* Start Page text *

By accepting or rejecting new smart services, citizens play key
roles in determining whether those services are a success or
failure. Cooperation between different stakeholders is essential
for the completion of smart city projects; in particular, this
involves citizens participating in and supporting projects, since
citizens are the end users of the services. Therefore, service
providers play a crucial role in designing appropriate activities
that enable collaboration, cooperation, and partnering with
different parties, and that engage citizens to participate in the
project (Granier & Kudo, 2016). However, organisational issues
associated with service providers can become potential barriers to
the implementation of a smart city project. It is therefore
essential for service providers to share the details of smart city
projects, such as the project’s purpose, vision, strategic plan and
expected results, and to show leadership that convinces citizens to
accept the technology (Nam & Pardo, 2011).
Accordingly, research on how to facilitate acceptance of smart
city technology is crucial, particularly because the literature
shows the concept of acceptance to be complex. It is commonly
agreed that user acceptance is a critical factor in the successful
implementation of information technologies, whether these are
common tools like word processing software or advanced and complex
applications like smart city services. User acceptance of new
technology is not automatic. Academic researchers and practitioners
have been actively interested in analysing the elements that
influence user acceptance, since this enables better design, and
evaluation of the way of users’ response about the new information
technology. This then minimises the risk of implementation failure
in both the organisational and consumer contexts.

* End Page text *

» **Problems to work on**:
1 – Copy the part of the smart city passage starting with "Accordingly, research on" and going on through "and consumer contexts.".
2 – According to the smart city passage, why is it important for citizens to participate in and support smart city projects?
3 – List the details of smart city projects that the smart city passage says service providers should share.
The rows that come next are separate material, unrelated to the smart city passage.

* Start Extracted data *

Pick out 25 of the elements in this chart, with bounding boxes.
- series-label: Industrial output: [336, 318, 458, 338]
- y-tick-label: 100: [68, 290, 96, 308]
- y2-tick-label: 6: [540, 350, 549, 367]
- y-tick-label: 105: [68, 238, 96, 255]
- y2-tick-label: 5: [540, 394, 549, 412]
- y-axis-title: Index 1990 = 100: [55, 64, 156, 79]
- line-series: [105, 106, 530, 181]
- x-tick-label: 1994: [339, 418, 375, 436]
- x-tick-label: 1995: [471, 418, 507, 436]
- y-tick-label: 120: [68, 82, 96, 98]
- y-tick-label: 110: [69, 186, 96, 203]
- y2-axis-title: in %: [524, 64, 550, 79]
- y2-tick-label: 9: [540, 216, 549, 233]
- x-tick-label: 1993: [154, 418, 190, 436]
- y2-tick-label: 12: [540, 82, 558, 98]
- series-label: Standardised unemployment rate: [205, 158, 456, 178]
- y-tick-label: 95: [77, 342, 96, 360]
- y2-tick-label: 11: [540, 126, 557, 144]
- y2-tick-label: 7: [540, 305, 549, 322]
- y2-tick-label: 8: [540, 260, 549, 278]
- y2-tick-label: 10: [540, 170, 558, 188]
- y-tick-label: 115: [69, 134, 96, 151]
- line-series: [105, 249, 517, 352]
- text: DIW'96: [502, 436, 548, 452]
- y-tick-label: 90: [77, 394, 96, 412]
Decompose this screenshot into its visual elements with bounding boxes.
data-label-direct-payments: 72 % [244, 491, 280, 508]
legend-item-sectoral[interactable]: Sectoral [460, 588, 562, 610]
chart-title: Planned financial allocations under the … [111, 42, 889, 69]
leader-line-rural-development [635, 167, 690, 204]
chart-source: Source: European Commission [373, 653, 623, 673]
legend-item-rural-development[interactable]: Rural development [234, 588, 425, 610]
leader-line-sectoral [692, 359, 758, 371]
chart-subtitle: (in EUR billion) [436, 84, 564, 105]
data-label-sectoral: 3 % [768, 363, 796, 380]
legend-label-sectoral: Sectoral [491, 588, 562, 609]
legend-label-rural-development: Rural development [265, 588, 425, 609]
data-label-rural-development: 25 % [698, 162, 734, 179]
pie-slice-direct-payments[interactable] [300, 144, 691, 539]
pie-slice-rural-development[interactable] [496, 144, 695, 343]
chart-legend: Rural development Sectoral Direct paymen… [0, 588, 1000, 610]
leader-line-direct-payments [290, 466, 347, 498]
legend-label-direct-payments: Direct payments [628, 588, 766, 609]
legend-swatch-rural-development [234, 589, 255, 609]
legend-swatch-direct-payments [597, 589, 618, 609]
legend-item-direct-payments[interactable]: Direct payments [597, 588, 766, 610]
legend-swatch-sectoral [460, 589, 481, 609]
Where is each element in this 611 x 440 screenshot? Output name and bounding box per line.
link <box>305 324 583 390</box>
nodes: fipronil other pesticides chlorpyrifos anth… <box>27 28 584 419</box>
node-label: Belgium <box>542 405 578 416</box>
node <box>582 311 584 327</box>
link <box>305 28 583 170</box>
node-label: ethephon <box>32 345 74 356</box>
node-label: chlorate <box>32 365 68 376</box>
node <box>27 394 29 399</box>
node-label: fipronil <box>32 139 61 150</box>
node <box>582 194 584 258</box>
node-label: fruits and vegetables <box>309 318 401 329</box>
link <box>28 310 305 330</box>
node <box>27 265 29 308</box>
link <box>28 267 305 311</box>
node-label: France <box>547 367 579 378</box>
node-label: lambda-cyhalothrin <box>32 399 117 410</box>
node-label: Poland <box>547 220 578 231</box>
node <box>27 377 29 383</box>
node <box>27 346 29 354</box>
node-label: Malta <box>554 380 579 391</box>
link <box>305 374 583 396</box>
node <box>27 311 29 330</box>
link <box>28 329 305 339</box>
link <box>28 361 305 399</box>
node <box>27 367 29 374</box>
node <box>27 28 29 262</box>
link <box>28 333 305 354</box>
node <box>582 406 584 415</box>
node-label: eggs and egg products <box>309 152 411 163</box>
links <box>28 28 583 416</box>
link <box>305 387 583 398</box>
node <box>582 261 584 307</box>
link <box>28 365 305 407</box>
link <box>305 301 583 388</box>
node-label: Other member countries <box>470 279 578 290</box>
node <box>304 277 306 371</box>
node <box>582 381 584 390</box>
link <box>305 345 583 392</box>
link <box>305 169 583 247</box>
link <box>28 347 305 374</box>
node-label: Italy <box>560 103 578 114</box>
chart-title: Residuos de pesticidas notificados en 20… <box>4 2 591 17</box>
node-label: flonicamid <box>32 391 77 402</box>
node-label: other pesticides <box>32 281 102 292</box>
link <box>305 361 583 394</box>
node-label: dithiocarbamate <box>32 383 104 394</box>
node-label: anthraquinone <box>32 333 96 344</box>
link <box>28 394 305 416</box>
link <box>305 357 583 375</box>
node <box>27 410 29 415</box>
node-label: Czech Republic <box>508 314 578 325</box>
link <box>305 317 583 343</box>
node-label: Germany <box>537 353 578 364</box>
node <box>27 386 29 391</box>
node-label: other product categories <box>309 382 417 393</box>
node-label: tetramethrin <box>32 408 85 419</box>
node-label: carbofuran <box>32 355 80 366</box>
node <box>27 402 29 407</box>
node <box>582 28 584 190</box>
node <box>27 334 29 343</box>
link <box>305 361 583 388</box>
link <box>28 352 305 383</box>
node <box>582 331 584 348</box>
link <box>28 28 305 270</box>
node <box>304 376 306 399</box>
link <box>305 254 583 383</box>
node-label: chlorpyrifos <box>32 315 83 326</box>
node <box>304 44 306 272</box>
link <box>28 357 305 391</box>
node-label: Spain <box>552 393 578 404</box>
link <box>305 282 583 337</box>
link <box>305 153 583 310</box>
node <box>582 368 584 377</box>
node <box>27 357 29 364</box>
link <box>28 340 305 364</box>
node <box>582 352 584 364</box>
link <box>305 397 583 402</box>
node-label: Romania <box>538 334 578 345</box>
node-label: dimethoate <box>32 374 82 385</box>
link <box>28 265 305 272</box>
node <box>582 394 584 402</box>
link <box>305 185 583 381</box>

* End Extracted data *

» **Expected answers**:
1 –
Accordingly, research on how to facilitate acceptance of smart
city technology is crucial, particularly because the literature
shows the concept of acceptance to be complex. It is commonly
agreed that user acceptance is a critical factor in the successful
implementation of information technologies, whether these are
common tools like word processing software or advanced and complex
applications like smart city services. User acceptance of new
technology is not automatic. Academic researchers and practitioners
have been actively interested in analysing the elements that
influence user acceptance, since this enables better design, and
evaluation of the way of users’ response about the new information
technology. This then minimises the risk of implementation failure
in both the organisational and consumer contexts.

2 – Citizens are the end users of the services.

3 –
- The project's purpose
- Vision
- Strategic plan
- Expected results